What follows is a listing; restate every line of it word for word.

****************

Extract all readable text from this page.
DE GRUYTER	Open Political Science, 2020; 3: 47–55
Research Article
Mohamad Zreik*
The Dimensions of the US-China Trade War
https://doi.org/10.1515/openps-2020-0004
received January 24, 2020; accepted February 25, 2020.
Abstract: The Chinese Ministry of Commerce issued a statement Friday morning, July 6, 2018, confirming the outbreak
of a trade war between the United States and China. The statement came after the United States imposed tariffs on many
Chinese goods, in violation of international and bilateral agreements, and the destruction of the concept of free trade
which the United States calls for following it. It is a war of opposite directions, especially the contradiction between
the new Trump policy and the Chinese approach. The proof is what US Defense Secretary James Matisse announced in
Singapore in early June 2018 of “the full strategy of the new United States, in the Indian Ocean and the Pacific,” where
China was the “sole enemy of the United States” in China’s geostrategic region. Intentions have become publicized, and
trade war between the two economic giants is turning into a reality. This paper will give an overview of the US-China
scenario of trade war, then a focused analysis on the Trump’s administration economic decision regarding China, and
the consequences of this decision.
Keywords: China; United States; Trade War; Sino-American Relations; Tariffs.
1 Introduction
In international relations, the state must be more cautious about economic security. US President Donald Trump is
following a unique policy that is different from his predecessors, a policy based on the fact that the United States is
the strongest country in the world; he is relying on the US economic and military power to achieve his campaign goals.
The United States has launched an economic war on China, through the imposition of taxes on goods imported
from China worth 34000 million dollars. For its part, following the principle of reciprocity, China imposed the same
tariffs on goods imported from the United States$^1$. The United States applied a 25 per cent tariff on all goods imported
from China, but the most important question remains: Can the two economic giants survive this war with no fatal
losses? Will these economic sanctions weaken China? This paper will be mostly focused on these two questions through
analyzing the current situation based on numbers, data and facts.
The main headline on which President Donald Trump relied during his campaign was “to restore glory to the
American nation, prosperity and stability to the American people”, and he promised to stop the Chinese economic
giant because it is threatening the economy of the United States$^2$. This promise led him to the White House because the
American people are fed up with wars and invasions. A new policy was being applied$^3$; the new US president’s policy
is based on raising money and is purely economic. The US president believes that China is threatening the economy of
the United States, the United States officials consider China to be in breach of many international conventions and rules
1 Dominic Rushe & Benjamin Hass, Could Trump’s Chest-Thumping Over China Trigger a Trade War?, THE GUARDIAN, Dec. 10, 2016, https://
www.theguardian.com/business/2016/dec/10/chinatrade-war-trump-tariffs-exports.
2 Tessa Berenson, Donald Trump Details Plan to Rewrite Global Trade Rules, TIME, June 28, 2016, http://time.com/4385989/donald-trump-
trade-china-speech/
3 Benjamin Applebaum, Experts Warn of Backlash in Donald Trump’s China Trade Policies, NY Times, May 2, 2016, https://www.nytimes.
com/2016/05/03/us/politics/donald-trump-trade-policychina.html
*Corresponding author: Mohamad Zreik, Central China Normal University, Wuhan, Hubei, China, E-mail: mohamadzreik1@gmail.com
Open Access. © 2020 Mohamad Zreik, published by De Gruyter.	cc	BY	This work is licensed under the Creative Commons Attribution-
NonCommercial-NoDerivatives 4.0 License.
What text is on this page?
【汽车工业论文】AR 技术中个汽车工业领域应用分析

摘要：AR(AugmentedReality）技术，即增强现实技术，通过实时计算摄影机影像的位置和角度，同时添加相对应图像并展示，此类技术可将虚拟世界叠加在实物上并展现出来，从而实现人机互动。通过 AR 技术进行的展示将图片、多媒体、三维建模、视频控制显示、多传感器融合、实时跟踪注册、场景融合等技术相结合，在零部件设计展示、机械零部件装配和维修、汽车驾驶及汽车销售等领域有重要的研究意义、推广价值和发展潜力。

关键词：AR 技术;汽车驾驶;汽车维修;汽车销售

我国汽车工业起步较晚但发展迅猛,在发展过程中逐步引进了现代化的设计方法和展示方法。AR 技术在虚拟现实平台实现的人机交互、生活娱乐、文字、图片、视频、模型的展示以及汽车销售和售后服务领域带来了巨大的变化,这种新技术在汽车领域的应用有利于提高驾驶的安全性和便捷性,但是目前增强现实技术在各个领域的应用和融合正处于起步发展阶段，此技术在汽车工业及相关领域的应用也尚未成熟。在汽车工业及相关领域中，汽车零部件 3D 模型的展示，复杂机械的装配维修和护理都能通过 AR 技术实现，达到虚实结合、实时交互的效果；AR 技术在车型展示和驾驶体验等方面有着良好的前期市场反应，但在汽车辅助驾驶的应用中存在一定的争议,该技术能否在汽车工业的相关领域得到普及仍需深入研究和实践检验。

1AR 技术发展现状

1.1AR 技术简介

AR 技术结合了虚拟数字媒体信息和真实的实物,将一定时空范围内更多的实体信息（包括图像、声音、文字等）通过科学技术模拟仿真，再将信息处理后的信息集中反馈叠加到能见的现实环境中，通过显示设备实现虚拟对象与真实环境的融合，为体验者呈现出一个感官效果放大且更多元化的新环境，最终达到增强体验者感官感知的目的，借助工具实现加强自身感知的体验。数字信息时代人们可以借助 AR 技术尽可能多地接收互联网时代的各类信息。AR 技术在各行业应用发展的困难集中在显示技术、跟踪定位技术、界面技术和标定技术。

****************

# Written answer
Extract all readable text from this page.
DE GRUYTER	Open Political Science, 2020; 3: 47–55
Research Article
Mohamad Zreik*
The Dimensions of the US-China Trade War
https://doi.org/10.1515/openps-2020-0004
received January 24, 2020; accepted February 25, 2020.
Abstract: The Chinese Ministry of Commerce issued a statement Friday morning, July 6, 2018, confirming the outbreak
of a trade war between the United States and China. The statement came after the United States imposed tariffs on many
Chinese goods, in violation of international and bilateral agreements, and the destruction of the concept of free trade
which the United States calls for following it. It is a war of opposite directions, especially the contradiction between
the new Trump policy and the Chinese approach. The proof is what US Defense Secretary James Matisse announced in
Singapore in early June 2018 of “the full strategy of the new United States, in the Indian Ocean and the Pacific,” where
China was the “sole enemy of the United States” in China’s geostrategic region. Intentions have become publicized, and
trade war between the two economic giants is turning into a reality. This paper will give an overview of the US-China
scenario of trade war, then a focused analysis on the Trump’s administration economic decision regarding China, and
the consequences of this decision.
Keywords: China; United States; Trade War; Sino-American Relations; Tariffs.
1 Introduction
In international relations, the state must be more cautious about economic security. US President Donald Trump is
following a unique policy that is different from his predecessors, a policy based on the fact that the United States is
the strongest country in the world; he is relying on the US economic and military power to achieve his campaign goals.
The United States has launched an economic war on China, through the imposition of taxes on goods imported
from China worth 34000 million dollars. For its part, following the principle of reciprocity, China imposed the same
tariffs on goods imported from the United States$^1$. The United States applied a 25 per cent tariff on all goods imported
from China, but the most important question remains: Can the two economic giants survive this war with no fatal
losses? Will these economic sanctions weaken China? This paper will be mostly focused on these two questions through
analyzing the current situation based on numbers, data and facts.
The main headline on which President Donald Trump relied during his campaign was “to restore glory to the
American nation, prosperity and stability to the American people”, and he promised to stop the Chinese economic
giant because it is threatening the economy of the United States$^2$. This promise led him to the White House because the
American people are fed up with wars and invasions. A new policy was being applied$^3$; the new US president’s policy
is based on raising money and is purely economic. The US president believes that China is threatening the economy of
the United States, the United States officials consider China to be in breach of many international conventions and rules
1 Dominic Rushe & Benjamin Hass, Could Trump’s Chest-Thumping Over China Trigger a Trade War?, THE GUARDIAN, Dec. 10, 2016, https://
www.theguardian.com/business/2016/dec/10/chinatrade-war-trump-tariffs-exports.
2 Tessa Berenson, Donald Trump Details Plan to Rewrite Global Trade Rules, TIME, June 28, 2016, http://time.com/4385989/donald-trump-
trade-china-speech/
3 Benjamin Applebaum, Experts Warn of Backlash in Donald Trump’s China Trade Policies, NY Times, May 2, 2016, https://www.nytimes.
com/2016/05/03/us/politics/donald-trump-trade-policychina.html
*Corresponding author: Mohamad Zreik, Central China Normal University, Wuhan, Hubei, China, E-mail: mohamadzreik1@gmail.com
Open Access. © 2020 Mohamad Zreik, published by De Gruyter.	cc	BY	This work is licensed under the Creative Commons Attribution-
NonCommercial-NoDerivatives 4.0 License.
What text is on this page?
【汽车工业论文】AR 技术中个汽车工业领域应用分析

摘要：AR(AugmentedReality）技术，即增强现实技术，通过实时计算摄影机影像的位置和角度，同时添加相对应图像并展示，此类技术可将虚拟世界叠加在实物上并展现出来，从而实现人机互动。通过 AR 技术进行的展示将图片、多媒体、三维建模、视频控制显示、多传感器融合、实时跟踪注册、场景融合等技术相结合，在零部件设计展示、机械零部件装配和维修、汽车驾驶及汽车销售等领域有重要的研究意义、推广价值和发展潜力。

关键词：AR 技术;汽车驾驶;汽车维修;汽车销售

我国汽车工业起步较晚但发展迅猛,在发展过程中逐步引进了现代化的设计方法和展示方法。AR 技术在虚拟现实平台实现的人机交互、生活娱乐、文字、图片、视频、模型的展示以及汽车销售和售后服务领域带来了巨大的变化,这种新技术在汽车领域的应用有利于提高驾驶的安全性和便捷性,但是目前增强现实技术在各个领域的应用和融合正处于起步发展阶段，此技术在汽车工业及相关领域的应用也尚未成熟。在汽车工业及相关领域中，汽车零部件 3D 模型的展示，复杂机械的装配维修和护理都能通过 AR 技术实现，达到虚实结合、实时交互的效果；AR 技术在车型展示和驾驶体验等方面有着良好的前期市场反应，但在汽车辅助驾驶的应用中存在一定的争议,该技术能否在汽车工业的相关领域得到普及仍需深入研究和实践检验。

1AR 技术发展现状

1.1AR 技术简介

AR 技术结合了虚拟数字媒体信息和真实的实物,将一定时空范围内更多的实体信息（包括图像、声音、文字等）通过科学技术模拟仿真，再将信息处理后的信息集中反馈叠加到能见的现实环境中，通过显示设备实现虚拟对象与真实环境的融合，为体验者呈现出一个感官效果放大且更多元化的新环境，最终达到增强体验者感官感知的目的，借助工具实现加强自身感知的体验。数字信息时代人们可以借助 AR 技术尽可能多地接收互联网时代的各类信息。AR 技术在各行业应用发展的困难集中在显示技术、跟踪定位技术、界面技术和标定技术。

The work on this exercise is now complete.